(Figure record extracts)
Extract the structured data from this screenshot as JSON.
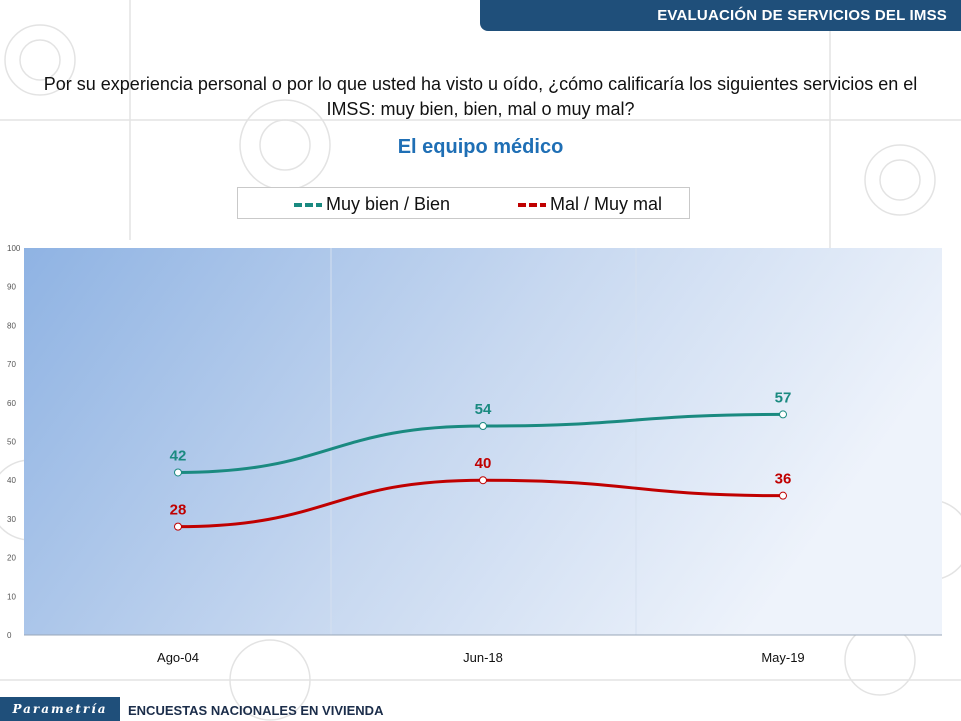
{
  "header": {
    "title": "EVALUACIÓN DE SERVICIOS DEL IMSS"
  },
  "question": "Por su experiencia personal o por lo que usted ha visto u oído, ¿cómo calificaría los siguientes servicios en el IMSS: muy bien, bien, mal o muy mal?",
  "subtitle": "El equipo médico",
  "legend": [
    {
      "label": "Muy bien / Bien",
      "color": "#1a8a80"
    },
    {
      "label": "Mal / Muy mal",
      "color": "#c00000"
    }
  ],
  "footer": {
    "logo": "Parametría",
    "text": "ENCUESTAS NACIONALES  EN VIVIENDA"
  },
  "chart_data": {
    "type": "line",
    "categories": [
      "Ago-04",
      "Jun-18",
      "May-19"
    ],
    "series": [
      {
        "name": "Muy bien / Bien",
        "values": [
          42,
          54,
          57
        ],
        "color": "#1a8a80"
      },
      {
        "name": "Mal / Muy mal",
        "values": [
          28,
          40,
          36
        ],
        "color": "#c00000"
      }
    ],
    "ylim": [
      0,
      100
    ],
    "yticks": [
      0,
      10,
      20,
      30,
      40,
      50,
      60,
      70,
      80,
      90,
      100
    ],
    "grid": true,
    "legend_position": "top"
  }
}
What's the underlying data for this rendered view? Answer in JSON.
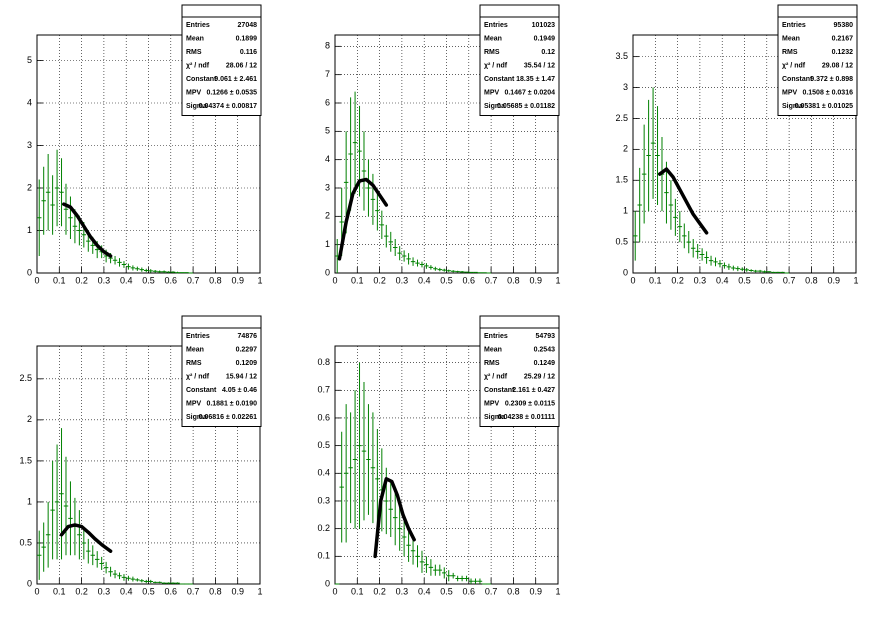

Aim of the task — Copy the listing over exactly, skipping the pictures it holds.

Correct answer —
Extract the structured data from this screenshot as JSON.
{
  "header": {
    "title": "EVALUACIÓN DE SERVICIOS DEL IMSS"
  },
  "question": "Por su experiencia personal o por lo que usted ha visto u oído, ¿cómo calificaría los siguientes servicios en el IMSS: muy bien, bien, mal o muy mal?",
  "subtitle": "El equipo médico",
  "legend": [
    {
      "label": "Muy bien / Bien",
      "color": "#1a8a80"
    },
    {
      "label": "Mal / Muy mal",
      "color": "#c00000"
    }
  ],
  "footer": {
    "logo": "Parametría",
    "text": "ENCUESTAS NACIONALES  EN VIVIENDA"
  },
  "chart_data": {
    "type": "line",
    "categories": [
      "Ago-04",
      "Jun-18",
      "May-19"
    ],
    "series": [
      {
        "name": "Muy bien / Bien",
        "values": [
          42,
          54,
          57
        ],
        "color": "#1a8a80"
      },
      {
        "name": "Mal / Muy mal",
        "values": [
          28,
          40,
          36
        ],
        "color": "#c00000"
      }
    ],
    "ylim": [
      0,
      100
    ],
    "yticks": [
      0,
      10,
      20,
      30,
      40,
      50,
      60,
      70,
      80,
      90,
      100
    ],
    "grid": true,
    "legend_position": "top"
  }
}
What's the underlying data for this rendered view? Answer in JSON.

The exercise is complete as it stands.